THE REQUEST:
Update the records from the start through the line that contains "- data-point: [634, 332, 655, 353]", replacing "bar-texture" with "bar-fill" and leaving everything else unchanged.

──────── RECORD EXTRACTS

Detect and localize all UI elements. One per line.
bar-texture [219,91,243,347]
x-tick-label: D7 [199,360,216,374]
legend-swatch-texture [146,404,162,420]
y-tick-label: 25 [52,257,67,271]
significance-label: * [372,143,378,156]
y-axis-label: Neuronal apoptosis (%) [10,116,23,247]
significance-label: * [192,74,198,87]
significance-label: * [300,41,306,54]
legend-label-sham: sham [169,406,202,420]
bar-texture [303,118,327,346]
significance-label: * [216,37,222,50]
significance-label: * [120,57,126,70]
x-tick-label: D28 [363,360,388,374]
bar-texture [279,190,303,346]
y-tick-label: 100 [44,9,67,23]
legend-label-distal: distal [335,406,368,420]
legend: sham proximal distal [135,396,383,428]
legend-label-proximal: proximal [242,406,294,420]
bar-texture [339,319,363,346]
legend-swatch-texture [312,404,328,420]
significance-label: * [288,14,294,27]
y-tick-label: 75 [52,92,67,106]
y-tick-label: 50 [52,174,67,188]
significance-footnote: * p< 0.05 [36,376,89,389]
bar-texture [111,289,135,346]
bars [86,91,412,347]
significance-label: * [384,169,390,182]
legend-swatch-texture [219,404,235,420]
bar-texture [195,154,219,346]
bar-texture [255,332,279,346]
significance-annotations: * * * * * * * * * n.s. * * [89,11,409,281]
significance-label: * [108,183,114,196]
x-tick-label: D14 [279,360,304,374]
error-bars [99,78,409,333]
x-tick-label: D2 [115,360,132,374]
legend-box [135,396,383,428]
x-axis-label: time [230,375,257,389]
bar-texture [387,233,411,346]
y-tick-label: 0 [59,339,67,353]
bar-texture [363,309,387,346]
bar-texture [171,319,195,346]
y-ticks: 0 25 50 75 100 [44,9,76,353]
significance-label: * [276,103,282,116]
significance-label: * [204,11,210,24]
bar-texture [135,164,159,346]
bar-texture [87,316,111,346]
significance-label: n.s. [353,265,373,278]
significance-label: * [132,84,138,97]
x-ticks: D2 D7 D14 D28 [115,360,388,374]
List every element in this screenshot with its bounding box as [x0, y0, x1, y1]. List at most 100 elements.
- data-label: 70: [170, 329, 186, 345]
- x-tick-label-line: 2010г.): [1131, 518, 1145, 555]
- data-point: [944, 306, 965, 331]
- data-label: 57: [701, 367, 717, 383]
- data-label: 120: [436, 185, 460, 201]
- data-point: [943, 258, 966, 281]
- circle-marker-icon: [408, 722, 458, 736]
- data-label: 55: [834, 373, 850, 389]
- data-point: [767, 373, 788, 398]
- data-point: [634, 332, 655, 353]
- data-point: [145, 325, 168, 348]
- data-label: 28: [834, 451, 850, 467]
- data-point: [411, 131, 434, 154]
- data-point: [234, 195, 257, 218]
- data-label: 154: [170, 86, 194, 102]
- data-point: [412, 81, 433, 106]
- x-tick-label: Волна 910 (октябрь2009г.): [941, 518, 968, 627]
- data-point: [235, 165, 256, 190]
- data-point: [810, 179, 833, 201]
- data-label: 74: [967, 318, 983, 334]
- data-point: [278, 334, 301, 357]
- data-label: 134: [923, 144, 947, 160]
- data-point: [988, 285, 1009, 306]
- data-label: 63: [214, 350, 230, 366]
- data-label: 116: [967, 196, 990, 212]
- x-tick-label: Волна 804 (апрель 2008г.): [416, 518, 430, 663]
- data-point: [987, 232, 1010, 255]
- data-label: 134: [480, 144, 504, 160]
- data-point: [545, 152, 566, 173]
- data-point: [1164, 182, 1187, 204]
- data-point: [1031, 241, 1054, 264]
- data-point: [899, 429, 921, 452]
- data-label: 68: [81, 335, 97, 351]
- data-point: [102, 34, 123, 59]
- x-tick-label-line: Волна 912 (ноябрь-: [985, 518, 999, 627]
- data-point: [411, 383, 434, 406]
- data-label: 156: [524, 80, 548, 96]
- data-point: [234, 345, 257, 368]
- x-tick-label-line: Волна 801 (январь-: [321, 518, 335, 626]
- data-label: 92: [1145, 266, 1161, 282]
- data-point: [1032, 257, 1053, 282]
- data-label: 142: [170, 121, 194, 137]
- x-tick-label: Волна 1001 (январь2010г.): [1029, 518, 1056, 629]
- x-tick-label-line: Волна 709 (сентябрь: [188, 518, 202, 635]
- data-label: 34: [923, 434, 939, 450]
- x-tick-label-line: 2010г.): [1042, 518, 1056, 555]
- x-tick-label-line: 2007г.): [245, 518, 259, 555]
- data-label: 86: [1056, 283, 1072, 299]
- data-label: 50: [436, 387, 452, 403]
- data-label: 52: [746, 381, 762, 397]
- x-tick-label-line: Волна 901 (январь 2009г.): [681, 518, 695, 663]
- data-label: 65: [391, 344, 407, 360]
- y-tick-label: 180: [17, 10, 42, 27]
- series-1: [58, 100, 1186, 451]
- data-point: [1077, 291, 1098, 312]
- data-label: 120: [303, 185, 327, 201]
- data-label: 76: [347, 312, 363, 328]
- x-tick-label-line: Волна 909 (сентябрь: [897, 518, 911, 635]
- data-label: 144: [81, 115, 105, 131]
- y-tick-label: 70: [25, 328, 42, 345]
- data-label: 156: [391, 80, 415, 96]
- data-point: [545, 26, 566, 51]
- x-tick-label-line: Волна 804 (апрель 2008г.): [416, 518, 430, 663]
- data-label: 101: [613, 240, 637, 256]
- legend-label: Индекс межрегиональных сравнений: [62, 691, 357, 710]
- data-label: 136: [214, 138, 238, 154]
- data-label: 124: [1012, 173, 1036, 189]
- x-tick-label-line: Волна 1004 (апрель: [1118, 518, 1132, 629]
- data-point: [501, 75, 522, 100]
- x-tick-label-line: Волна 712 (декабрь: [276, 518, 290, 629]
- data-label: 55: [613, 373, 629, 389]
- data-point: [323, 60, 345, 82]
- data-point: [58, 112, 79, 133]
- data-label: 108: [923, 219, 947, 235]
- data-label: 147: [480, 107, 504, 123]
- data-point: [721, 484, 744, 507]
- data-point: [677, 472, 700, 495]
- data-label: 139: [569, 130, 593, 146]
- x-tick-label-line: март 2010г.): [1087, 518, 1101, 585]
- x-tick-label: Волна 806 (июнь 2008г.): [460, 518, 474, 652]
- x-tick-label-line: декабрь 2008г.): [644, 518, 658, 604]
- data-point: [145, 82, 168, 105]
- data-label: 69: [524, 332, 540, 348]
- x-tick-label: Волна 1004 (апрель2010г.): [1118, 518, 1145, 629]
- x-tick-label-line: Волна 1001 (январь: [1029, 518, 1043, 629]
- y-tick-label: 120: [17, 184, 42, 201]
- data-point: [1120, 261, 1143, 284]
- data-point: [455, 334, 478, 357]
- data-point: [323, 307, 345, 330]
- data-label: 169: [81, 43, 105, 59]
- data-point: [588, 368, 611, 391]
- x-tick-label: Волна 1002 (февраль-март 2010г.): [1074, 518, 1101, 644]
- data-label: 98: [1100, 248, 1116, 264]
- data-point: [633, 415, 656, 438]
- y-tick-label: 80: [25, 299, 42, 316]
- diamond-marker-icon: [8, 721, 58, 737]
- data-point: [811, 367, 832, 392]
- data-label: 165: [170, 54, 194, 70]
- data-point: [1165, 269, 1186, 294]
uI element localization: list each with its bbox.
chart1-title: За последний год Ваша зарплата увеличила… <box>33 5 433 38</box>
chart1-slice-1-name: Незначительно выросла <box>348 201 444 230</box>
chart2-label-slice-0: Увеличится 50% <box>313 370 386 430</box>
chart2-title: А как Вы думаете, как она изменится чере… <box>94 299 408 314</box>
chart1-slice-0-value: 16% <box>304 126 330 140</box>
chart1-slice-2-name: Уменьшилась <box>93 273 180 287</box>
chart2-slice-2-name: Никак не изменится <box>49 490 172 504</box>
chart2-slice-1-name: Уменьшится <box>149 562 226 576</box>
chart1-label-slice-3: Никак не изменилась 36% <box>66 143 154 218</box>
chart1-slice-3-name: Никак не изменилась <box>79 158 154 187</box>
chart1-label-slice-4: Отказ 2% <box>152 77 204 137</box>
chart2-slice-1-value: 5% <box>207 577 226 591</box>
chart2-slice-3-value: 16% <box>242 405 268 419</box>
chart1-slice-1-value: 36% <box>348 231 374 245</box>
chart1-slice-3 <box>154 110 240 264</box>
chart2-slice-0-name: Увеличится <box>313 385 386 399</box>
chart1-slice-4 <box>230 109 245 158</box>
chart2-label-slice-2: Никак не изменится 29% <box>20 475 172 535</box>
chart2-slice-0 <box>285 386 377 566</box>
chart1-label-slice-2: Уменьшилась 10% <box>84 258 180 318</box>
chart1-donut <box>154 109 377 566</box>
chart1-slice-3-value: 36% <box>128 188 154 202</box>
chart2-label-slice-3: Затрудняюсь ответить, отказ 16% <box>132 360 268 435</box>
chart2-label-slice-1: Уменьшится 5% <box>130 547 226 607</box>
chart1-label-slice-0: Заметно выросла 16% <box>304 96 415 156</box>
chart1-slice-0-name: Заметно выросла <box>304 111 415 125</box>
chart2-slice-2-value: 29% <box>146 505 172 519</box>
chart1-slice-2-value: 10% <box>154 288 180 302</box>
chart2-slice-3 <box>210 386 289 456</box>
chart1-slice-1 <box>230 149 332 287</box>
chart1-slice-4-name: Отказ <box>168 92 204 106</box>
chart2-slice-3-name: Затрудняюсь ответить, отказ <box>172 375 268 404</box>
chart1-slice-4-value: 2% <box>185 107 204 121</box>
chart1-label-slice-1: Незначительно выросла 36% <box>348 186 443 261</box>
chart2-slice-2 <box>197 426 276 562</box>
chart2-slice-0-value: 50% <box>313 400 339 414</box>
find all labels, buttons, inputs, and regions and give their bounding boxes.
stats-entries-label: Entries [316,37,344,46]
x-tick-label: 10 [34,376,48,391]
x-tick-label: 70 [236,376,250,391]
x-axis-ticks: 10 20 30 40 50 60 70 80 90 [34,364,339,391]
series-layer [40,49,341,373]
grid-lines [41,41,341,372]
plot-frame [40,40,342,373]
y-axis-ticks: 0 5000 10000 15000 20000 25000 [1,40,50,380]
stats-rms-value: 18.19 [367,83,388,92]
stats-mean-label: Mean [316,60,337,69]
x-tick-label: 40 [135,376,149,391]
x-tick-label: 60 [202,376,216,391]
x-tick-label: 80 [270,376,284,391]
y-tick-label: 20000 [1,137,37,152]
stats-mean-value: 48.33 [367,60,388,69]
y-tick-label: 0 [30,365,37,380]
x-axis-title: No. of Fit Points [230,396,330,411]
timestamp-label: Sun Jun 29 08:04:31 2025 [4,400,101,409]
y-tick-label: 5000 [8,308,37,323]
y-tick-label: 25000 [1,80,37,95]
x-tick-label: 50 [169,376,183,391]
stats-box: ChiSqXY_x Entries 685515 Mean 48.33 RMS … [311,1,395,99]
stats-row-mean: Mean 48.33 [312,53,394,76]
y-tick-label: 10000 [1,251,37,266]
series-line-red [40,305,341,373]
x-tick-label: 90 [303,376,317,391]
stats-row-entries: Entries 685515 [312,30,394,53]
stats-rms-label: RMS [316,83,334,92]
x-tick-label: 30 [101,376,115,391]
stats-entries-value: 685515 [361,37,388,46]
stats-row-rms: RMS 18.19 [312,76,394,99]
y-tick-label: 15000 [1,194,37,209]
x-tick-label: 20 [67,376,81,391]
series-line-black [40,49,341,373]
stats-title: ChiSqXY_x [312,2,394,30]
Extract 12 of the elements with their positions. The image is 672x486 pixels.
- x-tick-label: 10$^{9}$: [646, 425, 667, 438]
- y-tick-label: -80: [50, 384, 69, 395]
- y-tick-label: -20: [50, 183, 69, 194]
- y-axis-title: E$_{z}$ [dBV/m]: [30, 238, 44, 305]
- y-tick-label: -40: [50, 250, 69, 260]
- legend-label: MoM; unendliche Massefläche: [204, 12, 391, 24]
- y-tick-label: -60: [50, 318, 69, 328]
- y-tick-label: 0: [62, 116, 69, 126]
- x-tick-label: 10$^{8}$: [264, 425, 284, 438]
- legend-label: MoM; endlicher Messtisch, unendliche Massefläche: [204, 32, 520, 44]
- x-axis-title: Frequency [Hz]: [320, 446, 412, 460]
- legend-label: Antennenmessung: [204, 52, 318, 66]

────────────────

WORKED ANSWER:
Detect and localize all UI elements. One per line.
bar-fill [219,91,243,347]
x-tick-label: D7 [199,360,216,374]
legend-swatch-texture [146,404,162,420]
y-tick-label: 25 [52,257,67,271]
significance-label: * [372,143,378,156]
y-axis-label: Neuronal apoptosis (%) [10,116,23,247]
significance-label: * [192,74,198,87]
significance-label: * [300,41,306,54]
legend-label-sham: sham [169,406,202,420]
bar-fill [303,118,327,346]
significance-label: * [216,37,222,50]
significance-label: * [120,57,126,70]
x-tick-label: D28 [363,360,388,374]
bar-fill [279,190,303,346]
y-tick-label: 100 [44,9,67,23]
legend-label-distal: distal [335,406,368,420]
legend: sham proximal distal [135,396,383,428]
legend-label-proximal: proximal [242,406,294,420]
bar-fill [339,319,363,346]
legend-swatch-texture [312,404,328,420]
significance-label: * [288,14,294,27]
y-tick-label: 75 [52,92,67,106]
y-tick-label: 50 [52,174,67,188]
significance-footnote: * p< 0.05 [36,376,89,389]
bar-fill [111,289,135,346]
bars [86,91,412,347]
significance-label: * [384,169,390,182]
legend-swatch-texture [219,404,235,420]
bar-fill [195,154,219,346]
bar-fill [255,332,279,346]
significance-annotations: * * * * * * * * * n.s. * * [89,11,409,281]
significance-label: * [108,183,114,196]
x-tick-label: D14 [279,360,304,374]
error-bars [99,78,409,333]
x-tick-label: D2 [115,360,132,374]
legend-box [135,396,383,428]
x-axis-label: time [230,375,257,389]
bar-fill [387,233,411,346]
y-tick-label: 0 [59,339,67,353]
bar-fill [363,309,387,346]
bar-fill [171,319,195,346]
y-ticks: 0 25 50 75 100 [44,9,76,353]
significance-label: * [276,103,282,116]
significance-label: * [204,11,210,24]
bar-fill [135,164,159,346]
bar-fill [87,316,111,346]
significance-label: n.s. [353,265,373,278]
significance-label: * [132,84,138,97]
x-ticks: D2 D7 D14 D28 [115,360,388,374]
List every element in this screenshot with its bounding box as [x0, y0, x1, y1]. List at most 100 elements.
- data-label: 70: [170, 329, 186, 345]
- x-tick-label-line: 2010г.): [1131, 518, 1145, 555]
- data-point: [944, 306, 965, 331]
- data-label: 57: [701, 367, 717, 383]
- data-label: 120: [436, 185, 460, 201]
- data-point: [943, 258, 966, 281]
- circle-marker-icon: [408, 722, 458, 736]
- data-label: 55: [834, 373, 850, 389]
- data-point: [767, 373, 788, 398]
- data-point: [634, 332, 655, 353]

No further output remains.